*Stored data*

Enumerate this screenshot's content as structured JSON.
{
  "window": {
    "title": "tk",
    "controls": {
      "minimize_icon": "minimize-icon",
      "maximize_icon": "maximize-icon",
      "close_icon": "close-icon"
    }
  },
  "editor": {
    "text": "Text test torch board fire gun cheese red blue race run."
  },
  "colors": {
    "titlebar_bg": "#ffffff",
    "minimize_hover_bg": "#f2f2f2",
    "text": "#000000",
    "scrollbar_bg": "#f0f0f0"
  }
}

*Job*
Working from the material above, retype it in its entirety without change.

*Task result*
Enumerate this screenshot's content as structured JSON.
{
  "window": {
    "title": "tk",
    "controls": {
      "minimize_icon": "minimize-icon",
      "maximize_icon": "maximize-icon",
      "close_icon": "close-icon"
    }
  },
  "editor": {
    "text": "Text test torch board fire gun cheese red blue race run."
  },
  "colors": {
    "titlebar_bg": "#ffffff",
    "minimize_hover_bg": "#f2f2f2",
    "text": "#000000",
    "scrollbar_bg": "#f0f0f0"
  }
}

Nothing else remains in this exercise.